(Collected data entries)

★ ★ ★ ★

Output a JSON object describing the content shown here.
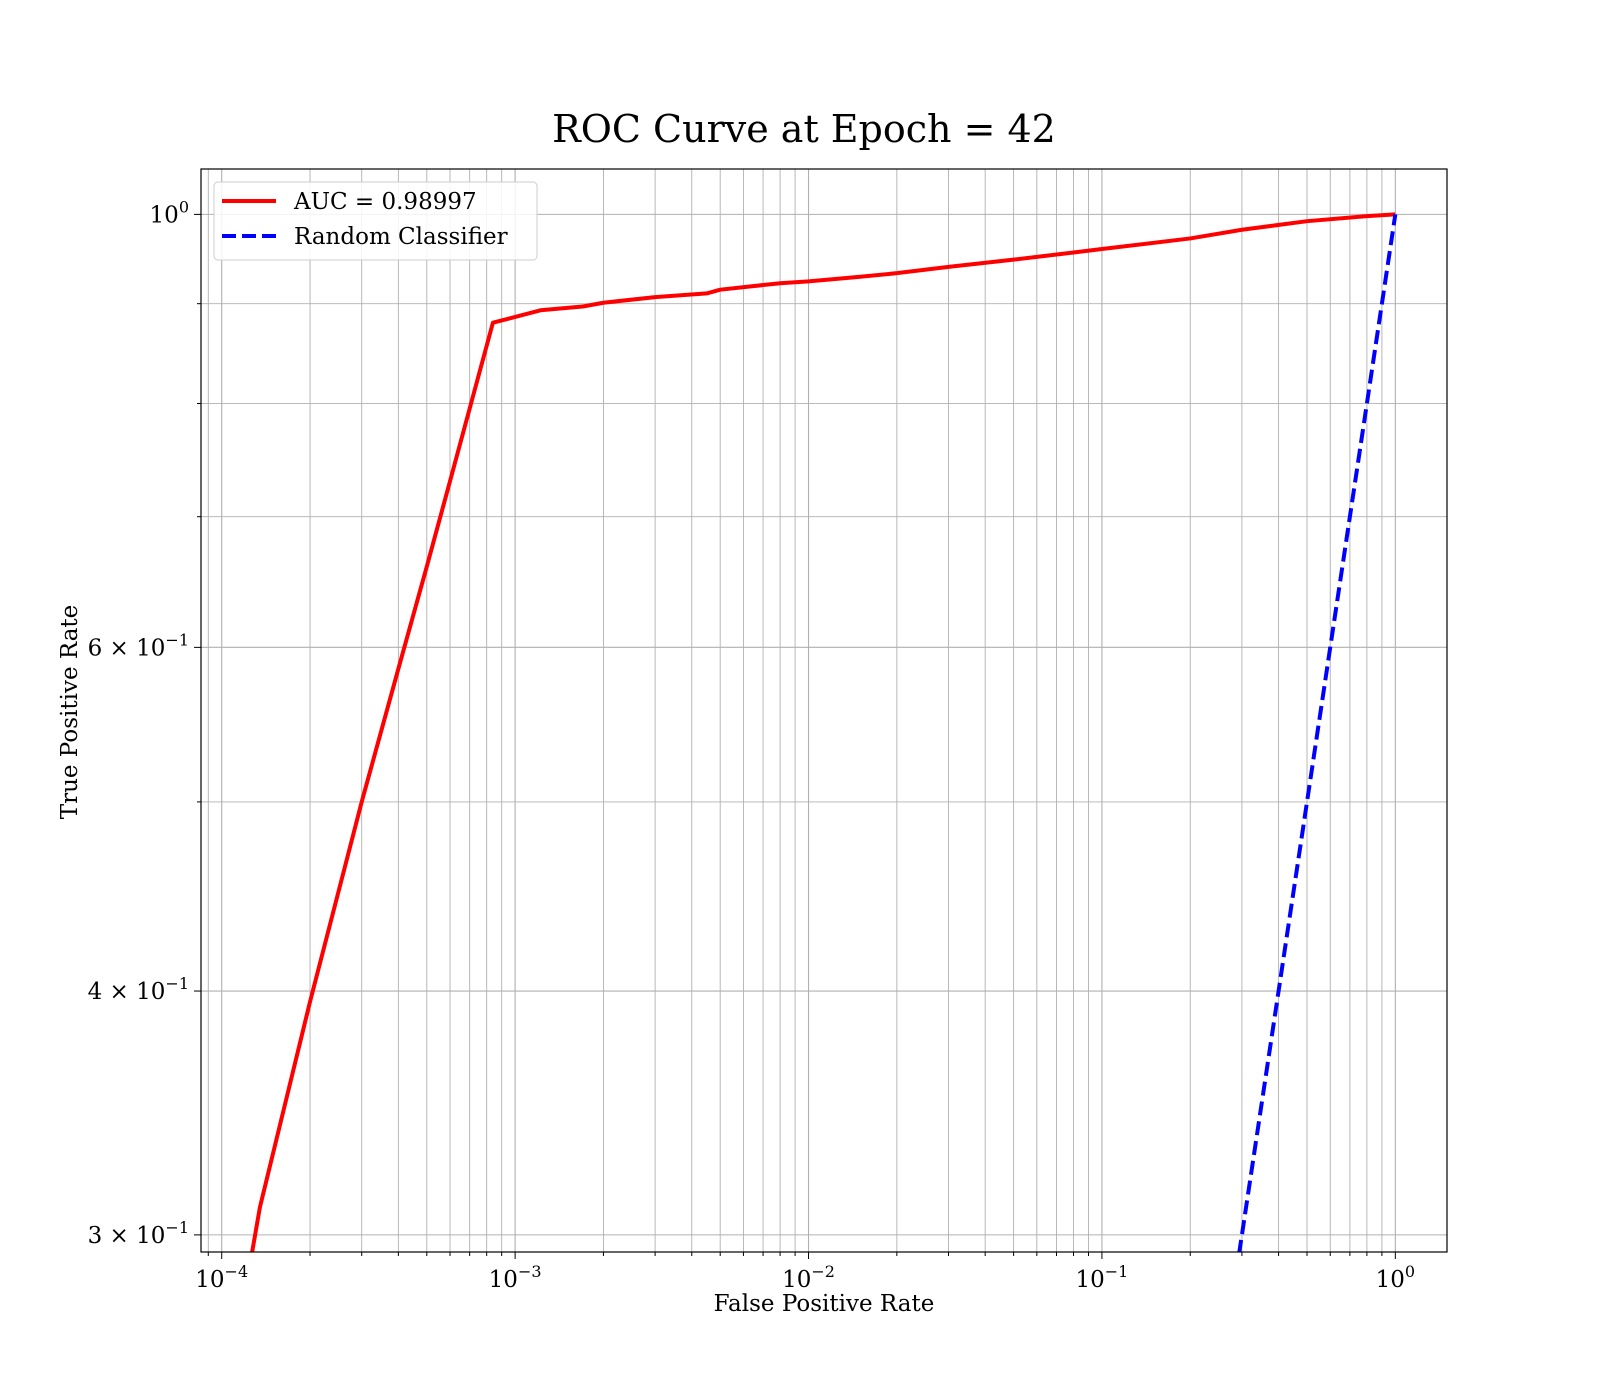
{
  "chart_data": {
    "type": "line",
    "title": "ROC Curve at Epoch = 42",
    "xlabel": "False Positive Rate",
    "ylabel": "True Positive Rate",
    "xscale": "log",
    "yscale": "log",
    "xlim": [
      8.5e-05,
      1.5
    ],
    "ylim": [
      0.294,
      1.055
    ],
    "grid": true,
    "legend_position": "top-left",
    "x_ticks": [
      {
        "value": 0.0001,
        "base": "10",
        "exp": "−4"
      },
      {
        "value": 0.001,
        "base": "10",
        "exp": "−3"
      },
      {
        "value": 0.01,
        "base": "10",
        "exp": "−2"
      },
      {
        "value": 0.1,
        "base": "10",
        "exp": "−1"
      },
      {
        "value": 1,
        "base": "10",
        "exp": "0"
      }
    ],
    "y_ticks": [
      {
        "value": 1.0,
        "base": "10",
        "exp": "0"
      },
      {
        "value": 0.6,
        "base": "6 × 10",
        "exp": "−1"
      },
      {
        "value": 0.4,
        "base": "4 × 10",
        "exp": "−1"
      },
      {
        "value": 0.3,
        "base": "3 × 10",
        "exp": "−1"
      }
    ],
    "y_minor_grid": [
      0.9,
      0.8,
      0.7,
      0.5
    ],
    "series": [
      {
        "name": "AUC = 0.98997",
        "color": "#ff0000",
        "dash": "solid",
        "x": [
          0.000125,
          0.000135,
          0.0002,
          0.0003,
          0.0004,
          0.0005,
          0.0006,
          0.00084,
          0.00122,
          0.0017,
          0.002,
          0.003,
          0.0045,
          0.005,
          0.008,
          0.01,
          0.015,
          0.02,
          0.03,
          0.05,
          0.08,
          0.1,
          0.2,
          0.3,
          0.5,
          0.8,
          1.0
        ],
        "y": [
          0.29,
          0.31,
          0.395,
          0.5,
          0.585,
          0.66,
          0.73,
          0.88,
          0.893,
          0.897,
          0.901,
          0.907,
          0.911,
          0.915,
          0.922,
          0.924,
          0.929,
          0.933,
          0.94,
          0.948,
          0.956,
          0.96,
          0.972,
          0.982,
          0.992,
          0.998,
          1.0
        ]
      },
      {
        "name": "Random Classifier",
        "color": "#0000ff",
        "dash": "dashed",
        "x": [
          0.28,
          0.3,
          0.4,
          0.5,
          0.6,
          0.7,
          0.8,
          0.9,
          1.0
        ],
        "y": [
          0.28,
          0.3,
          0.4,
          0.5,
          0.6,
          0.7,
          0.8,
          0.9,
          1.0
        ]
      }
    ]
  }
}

★ ★ ★ ★

▶ _WHAT IS NEEDED_: Using the records above, copy each line that contains "name".

▶ _WRITTEN ANSWER_:
        "name": "AUC = 0.98997",
        "name": "Random Classifier",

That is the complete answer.